**Text excerpt:**

Lea Shaver
(Associate Professor)

Indiana University Robert H. McKinney School of Law

Law School

human rights, innovation, intellectual property, patents, copyrights

About Me

Professor Lea Shaver teaches at the Indiana University Robert H. McKinney School of Law.

Attending the University of Chicago on a full-tuition merit scholarship, Shaver received a bachelor’s degree in sociology with high honors, graduating Phi Beta Kappa. She was also selected as a Marshall Scholar, the University of Chicago’s highest honor for undergraduate achievement. She also studied human rights and development in the University of Chicago’s Master of Arts Program in the Social Sciences, completing both the bachelor’s and master’s degrees in four years.

Shaver received her J.D. from Yale Law School, where she served as both submissions and articles editor of the Yale Human Rights and Development Law Journal, served as an officer of the Student-Faculty Alliance for Military Equality and participated in multiple clinics. Selected as a Coker Fellow in her third year, she taught legal research and writing for a first-year Constitutional Law seminar.

After graduation from Yale Law School, Shaver served as a summer clerk to the Honorable David F. Hamilton of the Southern District of Indiana (since promoted to the Seventh Circuit Court of Appeals). She departed for an appointment as a Fulbright Scholar to South Africa. Based at the University of Witwatersrand Law School’s Centre for Applied Legal Studies, she contributed to research and impact litigation advancing the rights to housing, education and water.

While in South Africa, Shaver helped to litigate two cases advancing the rights to water and housing, both of which established important precedents at South Africa’s Constitutional Court. She also drafted briefs for the plaintiffs in a landmark right to education case, resulting in an important vindication of the national policy on free primary education at the trial level.

In 2007, Shaver returned to Yale Law School as an Associate Research Scholar and Lecturer in Law. There she served as a resident fellow of the Information Society Project at Yale Law School, where she directed a research program in Access to Knowledge. As part of this work, Shaver oversaw research on intellectual property and development in seven countries, and organized a major conference on the theme of Access to Knowledge and Human Rights.

In 2010, Shaver joined the faculty of Hofstra Law School as an Associate Professor. During the 2010-2011 academic year, she taught Intellectual Property Survey, Patents, and Transnational Law.

Professor Shaver’s principal research interests include international intellectual property, law and technology, and human rights. Her work has been published in the Wisconsin Law Review, the Wisconsin International Law Journal and the Washington University Global Legal Studies Review, among other academic journals.

Shaver is the editor of Access to Knowledge in Brazil: New Research on Intellectual Property, Innovation and Development and the co-editor of Access to Knowledge in Egypt: New Research on Intellectual Property, Innovation and Development. All three books are available from Bloomsbury Academic on a Creative Commons license and may be downloaded in full text at the Social Sciences Research Network and on this site.

**Information given:**

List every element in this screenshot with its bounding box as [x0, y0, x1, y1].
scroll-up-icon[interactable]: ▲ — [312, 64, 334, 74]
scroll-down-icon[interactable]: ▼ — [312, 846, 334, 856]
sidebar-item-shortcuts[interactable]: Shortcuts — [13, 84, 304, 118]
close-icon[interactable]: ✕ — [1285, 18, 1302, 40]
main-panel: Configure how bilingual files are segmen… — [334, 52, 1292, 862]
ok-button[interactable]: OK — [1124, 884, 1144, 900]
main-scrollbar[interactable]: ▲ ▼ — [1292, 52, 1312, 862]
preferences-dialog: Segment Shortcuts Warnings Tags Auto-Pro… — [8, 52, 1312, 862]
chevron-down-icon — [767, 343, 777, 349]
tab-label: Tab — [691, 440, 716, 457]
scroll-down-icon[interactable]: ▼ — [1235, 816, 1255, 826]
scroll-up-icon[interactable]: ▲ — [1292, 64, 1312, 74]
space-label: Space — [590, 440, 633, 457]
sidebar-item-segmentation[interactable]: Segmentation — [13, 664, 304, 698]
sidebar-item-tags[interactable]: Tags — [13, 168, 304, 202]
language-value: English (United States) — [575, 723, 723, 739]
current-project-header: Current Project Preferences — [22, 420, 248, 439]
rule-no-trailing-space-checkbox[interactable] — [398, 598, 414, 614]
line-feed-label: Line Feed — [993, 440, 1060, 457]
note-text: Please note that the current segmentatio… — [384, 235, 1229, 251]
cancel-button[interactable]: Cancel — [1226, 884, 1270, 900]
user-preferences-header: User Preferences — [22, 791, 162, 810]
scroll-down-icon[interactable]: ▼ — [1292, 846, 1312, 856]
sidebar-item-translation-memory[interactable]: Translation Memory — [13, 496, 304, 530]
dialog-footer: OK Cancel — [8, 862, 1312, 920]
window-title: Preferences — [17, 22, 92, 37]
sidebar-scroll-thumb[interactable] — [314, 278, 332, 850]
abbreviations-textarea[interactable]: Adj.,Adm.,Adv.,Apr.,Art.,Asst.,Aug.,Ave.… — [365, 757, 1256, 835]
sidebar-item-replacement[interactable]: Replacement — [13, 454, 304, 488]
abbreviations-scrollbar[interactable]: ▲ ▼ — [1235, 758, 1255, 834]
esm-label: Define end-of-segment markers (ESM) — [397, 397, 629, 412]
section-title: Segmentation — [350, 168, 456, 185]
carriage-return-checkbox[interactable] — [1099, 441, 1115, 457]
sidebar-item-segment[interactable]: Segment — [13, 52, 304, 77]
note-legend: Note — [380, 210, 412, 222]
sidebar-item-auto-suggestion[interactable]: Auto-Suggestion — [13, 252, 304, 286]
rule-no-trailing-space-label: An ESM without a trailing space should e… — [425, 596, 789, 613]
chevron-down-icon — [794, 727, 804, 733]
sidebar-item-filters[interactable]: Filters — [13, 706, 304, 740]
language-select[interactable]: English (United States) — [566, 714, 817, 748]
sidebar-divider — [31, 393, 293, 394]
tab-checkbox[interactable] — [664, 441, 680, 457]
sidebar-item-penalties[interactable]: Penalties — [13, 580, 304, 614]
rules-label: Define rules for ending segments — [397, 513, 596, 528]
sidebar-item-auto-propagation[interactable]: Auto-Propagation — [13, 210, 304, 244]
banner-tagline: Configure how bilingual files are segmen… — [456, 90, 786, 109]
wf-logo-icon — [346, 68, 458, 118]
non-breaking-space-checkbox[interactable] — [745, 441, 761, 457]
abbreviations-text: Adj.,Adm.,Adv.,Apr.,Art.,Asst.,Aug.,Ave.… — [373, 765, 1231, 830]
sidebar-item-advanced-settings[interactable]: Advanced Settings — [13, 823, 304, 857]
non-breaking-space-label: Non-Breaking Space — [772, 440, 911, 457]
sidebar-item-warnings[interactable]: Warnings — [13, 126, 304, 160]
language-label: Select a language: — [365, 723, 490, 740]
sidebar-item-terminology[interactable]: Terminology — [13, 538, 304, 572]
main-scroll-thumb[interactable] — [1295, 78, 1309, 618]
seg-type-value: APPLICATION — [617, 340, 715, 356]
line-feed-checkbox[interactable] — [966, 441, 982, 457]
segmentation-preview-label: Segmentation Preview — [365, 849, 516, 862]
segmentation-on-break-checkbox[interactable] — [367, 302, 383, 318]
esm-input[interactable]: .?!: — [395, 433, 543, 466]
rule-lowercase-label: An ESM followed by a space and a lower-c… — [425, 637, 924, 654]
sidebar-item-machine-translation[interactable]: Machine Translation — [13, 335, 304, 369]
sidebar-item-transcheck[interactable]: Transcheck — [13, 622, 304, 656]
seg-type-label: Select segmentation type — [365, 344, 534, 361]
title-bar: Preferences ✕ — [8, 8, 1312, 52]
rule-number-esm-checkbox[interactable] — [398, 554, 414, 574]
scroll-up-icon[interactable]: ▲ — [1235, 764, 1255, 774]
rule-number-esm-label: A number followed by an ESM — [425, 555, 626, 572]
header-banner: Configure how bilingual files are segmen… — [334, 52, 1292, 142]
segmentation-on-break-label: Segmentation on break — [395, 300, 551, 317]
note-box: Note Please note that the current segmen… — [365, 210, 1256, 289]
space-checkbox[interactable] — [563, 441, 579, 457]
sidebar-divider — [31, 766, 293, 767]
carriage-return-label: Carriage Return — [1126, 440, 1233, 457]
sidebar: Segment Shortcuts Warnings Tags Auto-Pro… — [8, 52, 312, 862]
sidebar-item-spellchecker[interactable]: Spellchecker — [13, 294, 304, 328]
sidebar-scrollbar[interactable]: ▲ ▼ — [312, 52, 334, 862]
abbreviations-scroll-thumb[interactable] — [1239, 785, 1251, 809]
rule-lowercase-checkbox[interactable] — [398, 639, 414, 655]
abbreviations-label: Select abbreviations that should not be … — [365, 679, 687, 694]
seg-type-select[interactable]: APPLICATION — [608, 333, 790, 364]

**Problem to work on:**
Please answer these questions using the Lea Shaver profile:
1. In what subject did Shaver earn her bachelor's degree at the University of Chicago?
2. Which two rights did the South African cases she helped litigate advance?
3. What courses did she teach at Hofstra Law School during the 2010-2011 academic year?

**Written reply:**
1. Sociology
2. The rights to water and housing
3. Intellectual Property Survey, Patents, and Transnational Law